» **Exercise directions**
Please output the records below in full, exactly as given, but without the images.

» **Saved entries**

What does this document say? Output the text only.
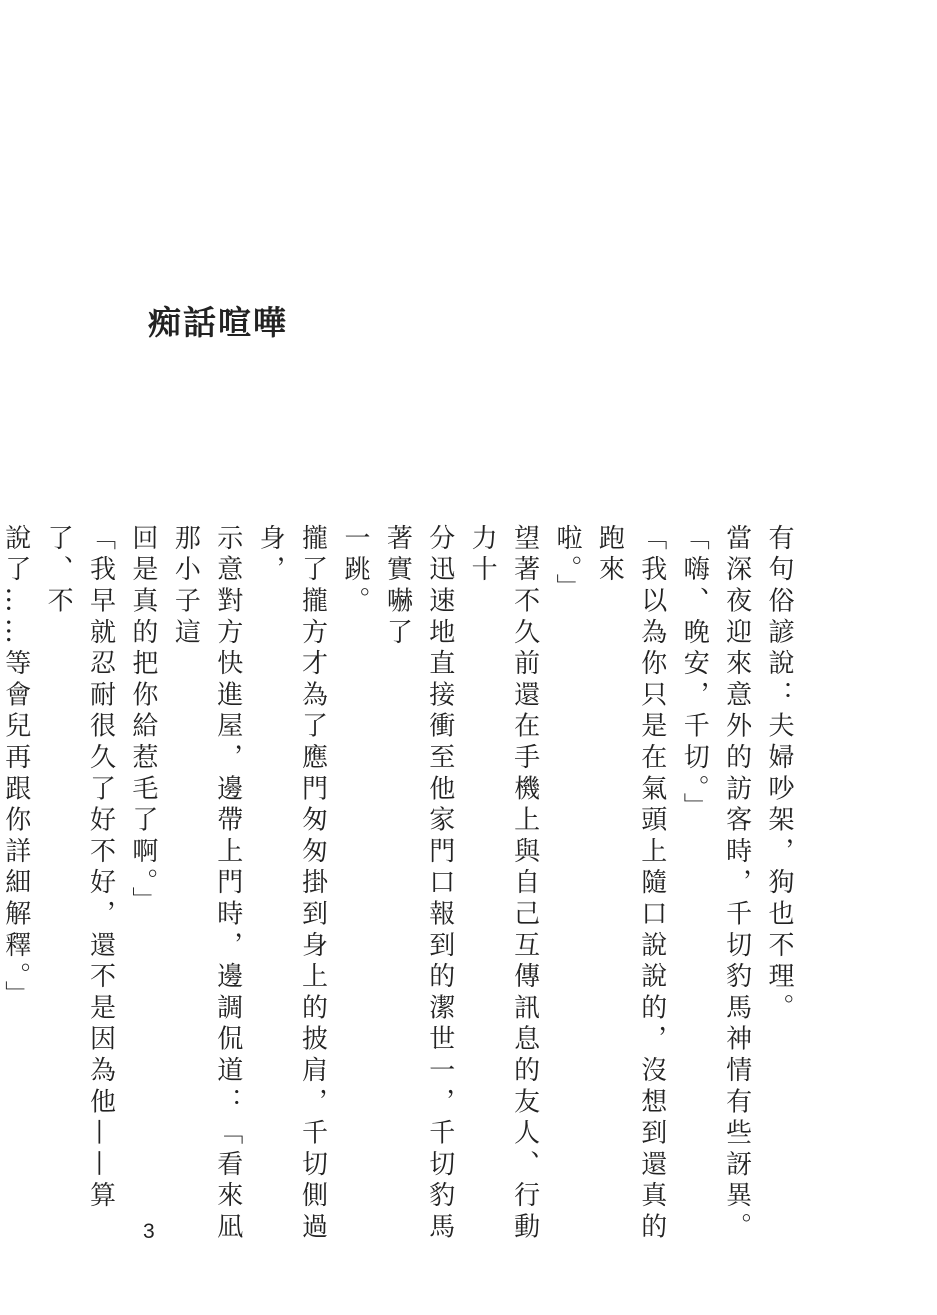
痴話喧嘩

有句俗諺說：夫婦吵架，狗也不理。

當深夜迎來意外的訪客時，千切豹馬神情有些訝異。

「嗨、晚安，千切。」

「我以為你只是在氣頭上隨口說說的，沒想到還真的跑來

啦。」

望著不久前還在手機上與自己互傳訊息的友人、行動力十

分迅速地直接衝至他家門口報到的潔世一，千切豹馬著實嚇了

一跳。

攏了攏方才為了應門匆匆掛到身上的披肩，千切側過身，

示意對方快進屋，邊帶上門時，邊調侃道：「看來凪那小子這

回是真的把你給惹毛了啊。」

「我早就忍耐很久了好不好，還不是因為他——算了、不

說了……等會兒再跟你詳細解釋。」

3
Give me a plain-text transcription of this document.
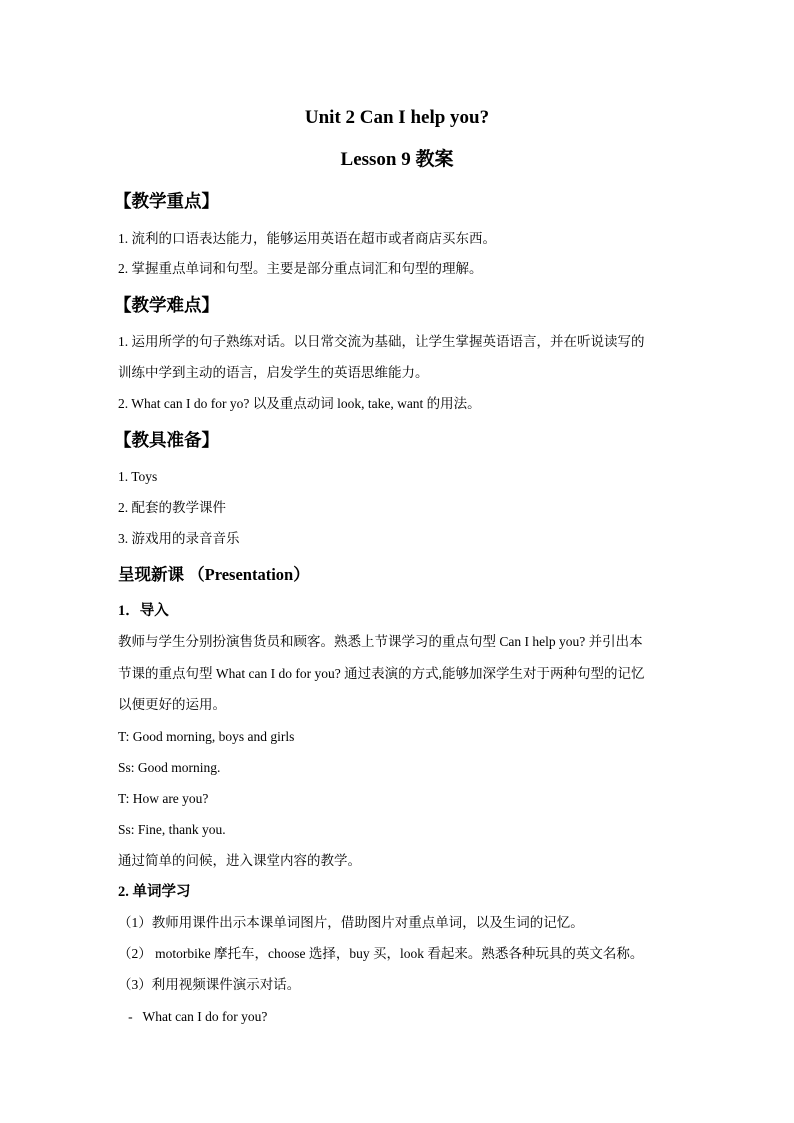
Unit 2 Can I help you?
Lesson 9 教案
【教学重点】
1. 流利的口语表达能力，能够运用英语在超市或者商店买东西。
2. 掌握重点单词和句型。主要是部分重点词汇和句型的理解。
【教学难点】
1. 运用所学的句子熟练对话。以日常交流为基础，让学生掌握英语语言，并在听说读写的
训练中学到主动的语言，启发学生的英语思维能力。
2. What can I do for yo? 以及重点动词 look, take, want 的用法。
【教具准备】
1. Toys
2. 配套的教学课件
3. 游戏用的录音音乐
呈现新课 （Presentation）
1．导入
教师与学生分别扮演售货员和顾客。熟悉上节课学习的重点句型 Can I help you? 并引出本
节课的重点句型 What can I do for you? 通过表演的方式,能够加深学生对于两种句型的记忆
以便更好的运用。
T: Good morning, boys and girls
Ss: Good morning.
T: How are you?
Ss: Fine, thank you.
通过简单的问候，进入课堂内容的教学。
2. 单词学习
（1）教师用课件出示本课单词图片，借助图片对重点单词，以及生词的记忆。
（2） motorbike 摩托车，choose 选择，buy 买，look 看起来。熟悉各种玩具的英文名称。
（3）利用视频课件演示对话。
-   What can I do for you?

» **Answer to the problem**
What does this document say? Output the text only.
痴話喧嘩

有句俗諺說：夫婦吵架，狗也不理。

當深夜迎來意外的訪客時，千切豹馬神情有些訝異。

「嗨、晚安，千切。」

「我以為你只是在氣頭上隨口說說的，沒想到還真的跑來

啦。」

望著不久前還在手機上與自己互傳訊息的友人、行動力十

分迅速地直接衝至他家門口報到的潔世一，千切豹馬著實嚇了

一跳。

攏了攏方才為了應門匆匆掛到身上的披肩，千切側過身，

示意對方快進屋，邊帶上門時，邊調侃道：「看來凪那小子這

回是真的把你給惹毛了啊。」

「我早就忍耐很久了好不好，還不是因為他——算了、不

說了……等會兒再跟你詳細解釋。」

3
Give me a plain-text transcription of this document.
Unit 2 Can I help you?
Lesson 9 教案
【教学重点】
1. 流利的口语表达能力，能够运用英语在超市或者商店买东西。
2. 掌握重点单词和句型。主要是部分重点词汇和句型的理解。
【教学难点】
1. 运用所学的句子熟练对话。以日常交流为基础，让学生掌握英语语言，并在听说读写的
训练中学到主动的语言，启发学生的英语思维能力。
2. What can I do for yo? 以及重点动词 look, take, want 的用法。
【教具准备】
1. Toys
2. 配套的教学课件
3. 游戏用的录音音乐
呈现新课 （Presentation）
1．导入
教师与学生分别扮演售货员和顾客。熟悉上节课学习的重点句型 Can I help you? 并引出本
节课的重点句型 What can I do for you? 通过表演的方式,能够加深学生对于两种句型的记忆
以便更好的运用。
T: Good morning, boys and girls
Ss: Good morning.
T: How are you?
Ss: Fine, thank you.
通过简单的问候，进入课堂内容的教学。
2. 单词学习
（1）教师用课件出示本课单词图片，借助图片对重点单词，以及生词的记忆。
（2） motorbike 摩托车，choose 选择，buy 买，look 看起来。熟悉各种玩具的英文名称。
（3）利用视频课件演示对话。
-   What can I do for you?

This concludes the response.